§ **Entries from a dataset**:
%%

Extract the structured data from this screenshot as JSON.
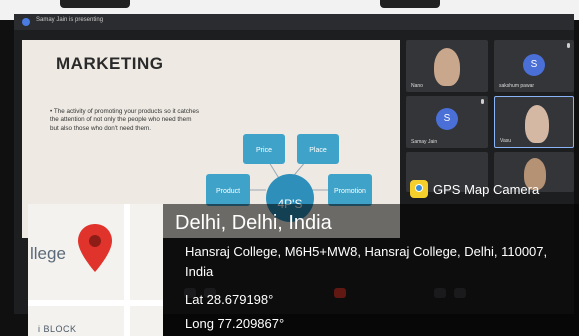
{
  "meeting": {
    "presenting_text": "Samay Jain is presenting"
  },
  "slide": {
    "heading": "MARKETING",
    "bullet": "• The activity of promoting your products so it catches the attention of not only the people who need them but also those who don't need them.",
    "center_label": "4P'S",
    "boxes": [
      "Price",
      "Place",
      "Product",
      "Promotion"
    ]
  },
  "participants": [
    {
      "name": "Nano",
      "kind": "person"
    },
    {
      "name": "sakshum pawar",
      "kind": "avatar",
      "initial": "S"
    },
    {
      "name": "Samay Jain",
      "kind": "avatar",
      "initial": "S"
    },
    {
      "name": "Vasu",
      "kind": "person"
    }
  ],
  "overlay": {
    "badge_icon": "gps-map-camera-icon",
    "badge_label": "GPS Map Camera",
    "map_place_label": "llege",
    "map_block_label": "i BLOCK",
    "city": "Delhi, Delhi, India",
    "address": "Hansraj College, M6H5+MW8, Hansraj College, Delhi, 110007, India",
    "lat": "Lat 28.679198°",
    "long": "Long 77.209867°"
  },
  "colors": {
    "slide_box": "#3fa3c9",
    "slide_center": "#2d8fba",
    "avatar": "#4a6fd6",
    "pin": "#e0332b"
  }
}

%%

Repeat all of the records verbatim, leaving out the pictures.

Extract the structured data from this screenshot as JSON.
{
  "meeting": {
    "presenting_text": "Samay Jain is presenting"
  },
  "slide": {
    "heading": "MARKETING",
    "bullet": "• The activity of promoting your products so it catches the attention of not only the people who need them but also those who don't need them.",
    "center_label": "4P'S",
    "boxes": [
      "Price",
      "Place",
      "Product",
      "Promotion"
    ]
  },
  "participants": [
    {
      "name": "Nano",
      "kind": "person"
    },
    {
      "name": "sakshum pawar",
      "kind": "avatar",
      "initial": "S"
    },
    {
      "name": "Samay Jain",
      "kind": "avatar",
      "initial": "S"
    },
    {
      "name": "Vasu",
      "kind": "person"
    }
  ],
  "overlay": {
    "badge_icon": "gps-map-camera-icon",
    "badge_label": "GPS Map Camera",
    "map_place_label": "llege",
    "map_block_label": "i BLOCK",
    "city": "Delhi, Delhi, India",
    "address": "Hansraj College, M6H5+MW8, Hansraj College, Delhi, 110007, India",
    "lat": "Lat 28.679198°",
    "long": "Long 77.209867°"
  },
  "colors": {
    "slide_box": "#3fa3c9",
    "slide_center": "#2d8fba",
    "avatar": "#4a6fd6",
    "pin": "#e0332b"
  }
}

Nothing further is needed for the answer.